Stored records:
######

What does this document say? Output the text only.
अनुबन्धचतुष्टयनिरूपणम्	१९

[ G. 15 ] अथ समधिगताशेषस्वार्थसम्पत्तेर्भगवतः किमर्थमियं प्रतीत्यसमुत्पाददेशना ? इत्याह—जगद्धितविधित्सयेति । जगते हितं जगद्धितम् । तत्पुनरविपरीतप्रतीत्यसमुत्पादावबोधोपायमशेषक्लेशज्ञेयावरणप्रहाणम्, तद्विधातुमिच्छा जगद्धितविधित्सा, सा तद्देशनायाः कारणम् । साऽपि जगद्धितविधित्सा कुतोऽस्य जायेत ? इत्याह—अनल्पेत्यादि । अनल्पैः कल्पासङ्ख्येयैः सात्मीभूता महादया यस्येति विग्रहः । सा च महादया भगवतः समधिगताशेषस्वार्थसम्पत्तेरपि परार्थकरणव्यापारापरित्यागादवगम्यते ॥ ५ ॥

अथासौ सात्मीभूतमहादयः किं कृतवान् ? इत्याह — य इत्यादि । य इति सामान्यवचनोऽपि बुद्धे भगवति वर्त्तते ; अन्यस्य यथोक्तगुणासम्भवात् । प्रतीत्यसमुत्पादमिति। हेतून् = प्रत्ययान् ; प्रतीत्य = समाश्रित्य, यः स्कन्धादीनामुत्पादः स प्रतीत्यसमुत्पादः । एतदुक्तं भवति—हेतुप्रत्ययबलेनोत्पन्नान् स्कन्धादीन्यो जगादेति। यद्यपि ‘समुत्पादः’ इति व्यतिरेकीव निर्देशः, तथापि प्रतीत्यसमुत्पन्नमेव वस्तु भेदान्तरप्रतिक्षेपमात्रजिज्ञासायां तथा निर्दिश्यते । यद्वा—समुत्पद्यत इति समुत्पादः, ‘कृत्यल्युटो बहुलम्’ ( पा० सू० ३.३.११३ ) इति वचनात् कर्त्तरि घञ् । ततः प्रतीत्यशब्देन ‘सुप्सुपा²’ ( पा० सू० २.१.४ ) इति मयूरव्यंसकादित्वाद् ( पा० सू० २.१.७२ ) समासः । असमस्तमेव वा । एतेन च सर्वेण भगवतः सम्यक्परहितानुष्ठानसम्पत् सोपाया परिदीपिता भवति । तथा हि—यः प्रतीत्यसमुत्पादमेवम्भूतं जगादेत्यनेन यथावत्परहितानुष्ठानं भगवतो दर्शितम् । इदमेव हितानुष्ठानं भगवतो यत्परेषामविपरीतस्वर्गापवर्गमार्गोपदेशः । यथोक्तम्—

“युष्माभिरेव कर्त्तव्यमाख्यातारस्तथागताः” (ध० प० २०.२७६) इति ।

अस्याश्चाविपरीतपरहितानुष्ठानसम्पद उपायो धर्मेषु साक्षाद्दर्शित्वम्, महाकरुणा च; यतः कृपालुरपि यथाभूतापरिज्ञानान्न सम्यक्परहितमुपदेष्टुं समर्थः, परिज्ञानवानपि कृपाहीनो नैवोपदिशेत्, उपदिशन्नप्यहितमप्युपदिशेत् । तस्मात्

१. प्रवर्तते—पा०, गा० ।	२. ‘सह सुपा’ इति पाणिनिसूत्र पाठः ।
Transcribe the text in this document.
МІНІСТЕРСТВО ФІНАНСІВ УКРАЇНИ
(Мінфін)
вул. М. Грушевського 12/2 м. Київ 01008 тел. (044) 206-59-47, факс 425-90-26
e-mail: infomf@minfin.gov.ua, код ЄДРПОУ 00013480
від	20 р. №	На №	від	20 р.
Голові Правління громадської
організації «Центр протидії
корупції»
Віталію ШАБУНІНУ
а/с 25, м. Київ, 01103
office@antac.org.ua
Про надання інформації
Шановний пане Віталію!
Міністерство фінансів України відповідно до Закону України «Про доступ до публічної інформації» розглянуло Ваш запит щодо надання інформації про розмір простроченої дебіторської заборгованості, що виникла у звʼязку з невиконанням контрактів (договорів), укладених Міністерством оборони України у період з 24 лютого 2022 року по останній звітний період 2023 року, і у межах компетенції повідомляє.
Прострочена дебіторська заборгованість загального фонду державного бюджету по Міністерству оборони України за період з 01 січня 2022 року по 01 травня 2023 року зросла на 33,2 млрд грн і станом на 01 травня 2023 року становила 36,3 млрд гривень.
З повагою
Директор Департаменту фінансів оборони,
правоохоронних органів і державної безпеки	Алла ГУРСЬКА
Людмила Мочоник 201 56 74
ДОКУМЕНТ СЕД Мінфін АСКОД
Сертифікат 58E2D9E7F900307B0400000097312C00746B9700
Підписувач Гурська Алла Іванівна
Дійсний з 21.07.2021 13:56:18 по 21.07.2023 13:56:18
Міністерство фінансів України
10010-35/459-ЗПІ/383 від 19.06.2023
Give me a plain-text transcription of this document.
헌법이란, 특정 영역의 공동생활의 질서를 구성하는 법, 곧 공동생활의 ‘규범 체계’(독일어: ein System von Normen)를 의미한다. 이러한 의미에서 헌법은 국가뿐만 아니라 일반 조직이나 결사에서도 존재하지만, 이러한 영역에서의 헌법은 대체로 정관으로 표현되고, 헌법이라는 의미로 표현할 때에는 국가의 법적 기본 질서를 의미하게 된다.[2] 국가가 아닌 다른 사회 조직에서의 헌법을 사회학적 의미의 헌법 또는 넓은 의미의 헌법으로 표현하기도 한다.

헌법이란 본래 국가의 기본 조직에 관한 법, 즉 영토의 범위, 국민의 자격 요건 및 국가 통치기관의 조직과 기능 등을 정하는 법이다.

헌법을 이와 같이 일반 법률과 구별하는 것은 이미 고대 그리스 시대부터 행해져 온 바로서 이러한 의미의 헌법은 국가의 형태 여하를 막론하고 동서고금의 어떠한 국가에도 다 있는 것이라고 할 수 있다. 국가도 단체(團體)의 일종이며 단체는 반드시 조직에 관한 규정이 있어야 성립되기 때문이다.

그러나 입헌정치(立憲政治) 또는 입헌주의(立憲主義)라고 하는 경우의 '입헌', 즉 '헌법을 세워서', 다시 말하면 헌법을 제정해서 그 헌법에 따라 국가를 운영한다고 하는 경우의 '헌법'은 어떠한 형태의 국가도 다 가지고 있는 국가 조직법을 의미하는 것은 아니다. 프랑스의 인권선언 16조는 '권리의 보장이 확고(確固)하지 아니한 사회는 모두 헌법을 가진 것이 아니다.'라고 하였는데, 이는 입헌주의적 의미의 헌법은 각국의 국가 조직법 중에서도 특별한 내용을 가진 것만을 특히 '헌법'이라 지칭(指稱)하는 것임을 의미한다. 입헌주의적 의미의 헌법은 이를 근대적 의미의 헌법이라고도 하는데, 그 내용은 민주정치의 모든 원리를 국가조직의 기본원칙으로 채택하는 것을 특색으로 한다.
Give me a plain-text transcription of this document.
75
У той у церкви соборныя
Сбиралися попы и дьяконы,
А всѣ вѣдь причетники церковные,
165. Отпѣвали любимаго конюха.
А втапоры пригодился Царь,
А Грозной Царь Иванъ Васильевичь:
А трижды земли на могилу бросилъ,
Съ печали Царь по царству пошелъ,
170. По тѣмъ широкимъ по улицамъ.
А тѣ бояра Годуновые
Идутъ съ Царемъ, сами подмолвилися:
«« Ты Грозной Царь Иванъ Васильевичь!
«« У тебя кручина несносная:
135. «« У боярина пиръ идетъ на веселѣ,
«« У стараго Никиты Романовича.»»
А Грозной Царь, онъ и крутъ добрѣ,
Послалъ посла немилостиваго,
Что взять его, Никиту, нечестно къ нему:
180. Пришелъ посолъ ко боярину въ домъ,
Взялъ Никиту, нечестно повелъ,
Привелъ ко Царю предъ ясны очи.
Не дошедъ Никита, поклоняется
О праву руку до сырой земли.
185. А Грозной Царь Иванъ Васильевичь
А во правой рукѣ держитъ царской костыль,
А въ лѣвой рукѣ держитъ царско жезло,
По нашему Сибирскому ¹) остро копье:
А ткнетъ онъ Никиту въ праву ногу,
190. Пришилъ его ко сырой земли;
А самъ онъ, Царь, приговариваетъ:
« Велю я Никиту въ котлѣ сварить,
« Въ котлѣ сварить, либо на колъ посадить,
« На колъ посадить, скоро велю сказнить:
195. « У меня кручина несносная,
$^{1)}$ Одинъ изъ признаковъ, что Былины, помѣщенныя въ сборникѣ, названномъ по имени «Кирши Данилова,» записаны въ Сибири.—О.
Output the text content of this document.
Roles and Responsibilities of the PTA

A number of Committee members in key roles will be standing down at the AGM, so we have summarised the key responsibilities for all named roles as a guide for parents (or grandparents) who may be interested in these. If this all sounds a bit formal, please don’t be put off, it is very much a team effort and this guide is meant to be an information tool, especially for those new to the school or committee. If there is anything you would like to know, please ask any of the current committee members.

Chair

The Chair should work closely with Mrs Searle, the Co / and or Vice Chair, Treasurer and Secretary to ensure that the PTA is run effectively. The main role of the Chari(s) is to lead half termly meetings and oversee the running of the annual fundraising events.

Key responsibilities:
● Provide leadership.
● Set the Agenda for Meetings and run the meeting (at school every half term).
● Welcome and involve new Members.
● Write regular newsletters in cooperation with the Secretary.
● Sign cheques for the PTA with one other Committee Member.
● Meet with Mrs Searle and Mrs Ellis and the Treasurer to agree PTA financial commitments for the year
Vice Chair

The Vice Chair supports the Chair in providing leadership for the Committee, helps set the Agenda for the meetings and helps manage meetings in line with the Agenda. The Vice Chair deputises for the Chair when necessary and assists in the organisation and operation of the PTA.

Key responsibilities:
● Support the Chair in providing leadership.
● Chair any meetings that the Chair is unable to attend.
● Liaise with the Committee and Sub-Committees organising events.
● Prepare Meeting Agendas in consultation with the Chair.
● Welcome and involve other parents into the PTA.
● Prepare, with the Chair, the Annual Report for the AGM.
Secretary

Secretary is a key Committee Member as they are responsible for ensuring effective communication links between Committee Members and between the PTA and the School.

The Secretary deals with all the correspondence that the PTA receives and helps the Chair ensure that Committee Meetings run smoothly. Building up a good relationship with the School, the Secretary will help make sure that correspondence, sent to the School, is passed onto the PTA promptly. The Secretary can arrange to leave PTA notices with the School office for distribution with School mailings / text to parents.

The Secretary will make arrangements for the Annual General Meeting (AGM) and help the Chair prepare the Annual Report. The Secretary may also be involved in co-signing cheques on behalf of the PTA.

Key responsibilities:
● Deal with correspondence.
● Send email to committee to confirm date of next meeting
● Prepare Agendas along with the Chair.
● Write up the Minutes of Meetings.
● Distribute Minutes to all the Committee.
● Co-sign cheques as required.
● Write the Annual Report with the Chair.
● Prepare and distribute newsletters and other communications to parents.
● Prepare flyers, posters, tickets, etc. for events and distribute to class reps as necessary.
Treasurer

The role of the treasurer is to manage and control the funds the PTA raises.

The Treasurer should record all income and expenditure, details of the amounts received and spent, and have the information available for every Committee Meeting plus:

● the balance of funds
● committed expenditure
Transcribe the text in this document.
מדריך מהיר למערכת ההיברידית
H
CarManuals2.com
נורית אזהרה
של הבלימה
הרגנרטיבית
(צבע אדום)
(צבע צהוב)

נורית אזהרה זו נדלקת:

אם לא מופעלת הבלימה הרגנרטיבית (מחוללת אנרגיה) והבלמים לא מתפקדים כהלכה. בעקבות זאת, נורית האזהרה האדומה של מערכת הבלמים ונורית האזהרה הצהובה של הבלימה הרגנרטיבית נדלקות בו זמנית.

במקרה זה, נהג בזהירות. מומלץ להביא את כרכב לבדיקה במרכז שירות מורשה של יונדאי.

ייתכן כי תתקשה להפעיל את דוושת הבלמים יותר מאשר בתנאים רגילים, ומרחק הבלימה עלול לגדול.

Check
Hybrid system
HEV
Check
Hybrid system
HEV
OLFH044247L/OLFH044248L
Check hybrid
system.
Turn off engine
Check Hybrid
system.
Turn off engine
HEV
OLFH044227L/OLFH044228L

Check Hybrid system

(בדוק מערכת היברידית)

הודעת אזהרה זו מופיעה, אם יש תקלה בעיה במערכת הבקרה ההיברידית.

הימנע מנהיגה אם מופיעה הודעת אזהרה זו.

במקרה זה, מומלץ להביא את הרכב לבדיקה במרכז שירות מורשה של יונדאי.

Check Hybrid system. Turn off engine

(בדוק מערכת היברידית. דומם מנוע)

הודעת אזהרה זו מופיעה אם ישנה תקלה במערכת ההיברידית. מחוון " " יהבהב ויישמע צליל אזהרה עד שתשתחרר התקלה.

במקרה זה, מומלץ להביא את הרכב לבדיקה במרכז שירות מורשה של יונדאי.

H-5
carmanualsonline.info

######

> [TASK INSTRUCTIONS]
Search the records for the word "Write", then list every line that has it.

> [FINAL RESULT]
● Write regular newsletters in cooperation with the Secretary.
● Write up the Minutes of Meetings.
● Write the Annual Report with the Chair.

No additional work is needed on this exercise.